* Start *

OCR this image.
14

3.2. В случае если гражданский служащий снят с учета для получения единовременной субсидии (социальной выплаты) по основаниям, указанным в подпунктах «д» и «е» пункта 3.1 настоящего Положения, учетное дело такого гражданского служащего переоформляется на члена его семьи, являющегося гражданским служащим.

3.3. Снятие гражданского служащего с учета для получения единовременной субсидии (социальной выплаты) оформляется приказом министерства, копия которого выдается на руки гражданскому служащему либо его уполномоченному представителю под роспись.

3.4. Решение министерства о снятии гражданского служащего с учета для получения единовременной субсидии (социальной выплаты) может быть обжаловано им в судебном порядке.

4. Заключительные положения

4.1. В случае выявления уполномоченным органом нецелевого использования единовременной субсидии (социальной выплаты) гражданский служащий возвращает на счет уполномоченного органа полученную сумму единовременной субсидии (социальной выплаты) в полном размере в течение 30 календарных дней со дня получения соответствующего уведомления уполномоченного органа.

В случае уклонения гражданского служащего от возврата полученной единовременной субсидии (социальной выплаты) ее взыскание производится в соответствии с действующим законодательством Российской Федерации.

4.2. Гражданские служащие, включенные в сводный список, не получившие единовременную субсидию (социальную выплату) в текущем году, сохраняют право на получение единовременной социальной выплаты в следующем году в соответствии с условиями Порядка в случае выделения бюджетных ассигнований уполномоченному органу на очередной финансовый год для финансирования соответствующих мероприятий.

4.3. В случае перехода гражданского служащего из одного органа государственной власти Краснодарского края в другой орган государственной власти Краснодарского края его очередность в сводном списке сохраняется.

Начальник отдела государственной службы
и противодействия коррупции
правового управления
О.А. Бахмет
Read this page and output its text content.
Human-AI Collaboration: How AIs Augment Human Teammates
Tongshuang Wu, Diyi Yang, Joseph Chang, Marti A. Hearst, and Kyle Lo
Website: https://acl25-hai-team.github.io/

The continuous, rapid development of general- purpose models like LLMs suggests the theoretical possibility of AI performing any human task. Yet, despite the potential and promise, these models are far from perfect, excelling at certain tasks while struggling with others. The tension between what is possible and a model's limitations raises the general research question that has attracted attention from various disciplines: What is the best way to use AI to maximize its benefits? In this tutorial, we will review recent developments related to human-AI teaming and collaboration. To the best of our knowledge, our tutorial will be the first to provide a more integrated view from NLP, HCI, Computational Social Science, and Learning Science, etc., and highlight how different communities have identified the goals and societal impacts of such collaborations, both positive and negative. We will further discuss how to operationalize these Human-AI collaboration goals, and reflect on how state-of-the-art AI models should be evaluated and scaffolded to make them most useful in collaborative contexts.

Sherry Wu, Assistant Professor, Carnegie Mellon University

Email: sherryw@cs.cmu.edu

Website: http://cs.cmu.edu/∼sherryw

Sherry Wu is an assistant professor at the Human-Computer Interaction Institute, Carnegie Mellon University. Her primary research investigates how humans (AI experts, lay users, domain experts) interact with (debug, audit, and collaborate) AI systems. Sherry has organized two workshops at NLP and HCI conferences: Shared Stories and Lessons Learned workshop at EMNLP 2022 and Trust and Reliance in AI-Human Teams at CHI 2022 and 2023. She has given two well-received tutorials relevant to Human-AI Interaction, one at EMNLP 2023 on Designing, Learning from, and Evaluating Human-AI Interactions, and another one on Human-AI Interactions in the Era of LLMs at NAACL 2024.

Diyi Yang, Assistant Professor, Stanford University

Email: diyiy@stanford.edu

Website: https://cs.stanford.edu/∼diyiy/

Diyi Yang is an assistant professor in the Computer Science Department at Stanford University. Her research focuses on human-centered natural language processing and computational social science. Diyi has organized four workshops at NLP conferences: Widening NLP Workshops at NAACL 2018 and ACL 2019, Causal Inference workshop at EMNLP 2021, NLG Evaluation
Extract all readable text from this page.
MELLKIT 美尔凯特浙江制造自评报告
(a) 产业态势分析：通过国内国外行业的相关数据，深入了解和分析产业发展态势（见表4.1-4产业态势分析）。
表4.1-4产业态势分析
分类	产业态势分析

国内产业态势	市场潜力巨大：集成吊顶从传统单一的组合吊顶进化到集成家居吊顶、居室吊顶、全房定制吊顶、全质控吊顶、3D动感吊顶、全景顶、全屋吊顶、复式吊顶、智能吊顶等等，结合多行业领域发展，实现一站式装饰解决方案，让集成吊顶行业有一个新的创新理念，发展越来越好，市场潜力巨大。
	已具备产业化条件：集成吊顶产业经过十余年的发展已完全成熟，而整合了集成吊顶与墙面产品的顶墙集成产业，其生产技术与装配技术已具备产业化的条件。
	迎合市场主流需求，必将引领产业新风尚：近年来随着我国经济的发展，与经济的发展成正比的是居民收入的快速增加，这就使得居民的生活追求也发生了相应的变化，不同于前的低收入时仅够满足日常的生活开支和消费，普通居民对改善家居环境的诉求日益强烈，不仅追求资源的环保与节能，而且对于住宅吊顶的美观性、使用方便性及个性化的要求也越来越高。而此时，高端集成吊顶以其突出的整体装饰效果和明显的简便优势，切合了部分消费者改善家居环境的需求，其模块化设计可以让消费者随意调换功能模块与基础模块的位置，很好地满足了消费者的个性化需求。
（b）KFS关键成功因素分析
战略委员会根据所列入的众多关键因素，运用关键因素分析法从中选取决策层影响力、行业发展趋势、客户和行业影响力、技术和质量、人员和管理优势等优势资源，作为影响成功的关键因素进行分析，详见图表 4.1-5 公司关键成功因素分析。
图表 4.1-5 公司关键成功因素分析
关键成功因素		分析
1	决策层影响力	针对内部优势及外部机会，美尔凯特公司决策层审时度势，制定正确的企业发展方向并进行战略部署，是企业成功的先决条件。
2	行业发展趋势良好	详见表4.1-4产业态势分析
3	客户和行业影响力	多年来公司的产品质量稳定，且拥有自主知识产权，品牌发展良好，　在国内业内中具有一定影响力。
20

* End *

### Objective
Which lines above contain "with"? Show each of them.

### Answer to this task
The continuous, rapid development of general- purpose models like LLMs suggests the theoretical possibility of AI performing any human task. Yet, despite the potential and promise, these models are far from perfect, excelling at certain tasks while struggling with others. The tension between what is possible and a model's limitations raises the general research question that has attracted attention from various disciplines: What is the best way to use AI to maximize its benefits? In this tutorial, we will review recent developments related to human-AI teaming and collaboration. To the best of our knowledge, our tutorial will be the first to provide a more integrated view from NLP, HCI, Computational Social Science, and Learning Science, etc., and highlight how different communities have identified the goals and societal impacts of such collaborations, both positive and negative. We will further discuss how to operationalize these Human-AI collaboration goals, and reflect on how state-of-the-art AI models should be evaluated and scaffolded to make them most useful in collaborative contexts.
Sherry Wu is an assistant professor at the Human-Computer Interaction Institute, Carnegie Mellon University. Her primary research investigates how humans (AI experts, lay users, domain experts) interact with (debug, audit, and collaborate) AI systems. Sherry has organized two workshops at NLP and HCI conferences: Shared Stories and Lessons Learned workshop at EMNLP 2022 and Trust and Reliance in AI-Human Teams at CHI 2022 and 2023. She has given two well-received tutorials relevant to Human-AI Interaction, one at EMNLP 2023 on Designing, Learning from, and Evaluating Human-AI Interactions, and another one on Human-AI Interactions in the Era of LLMs at NAACL 2024.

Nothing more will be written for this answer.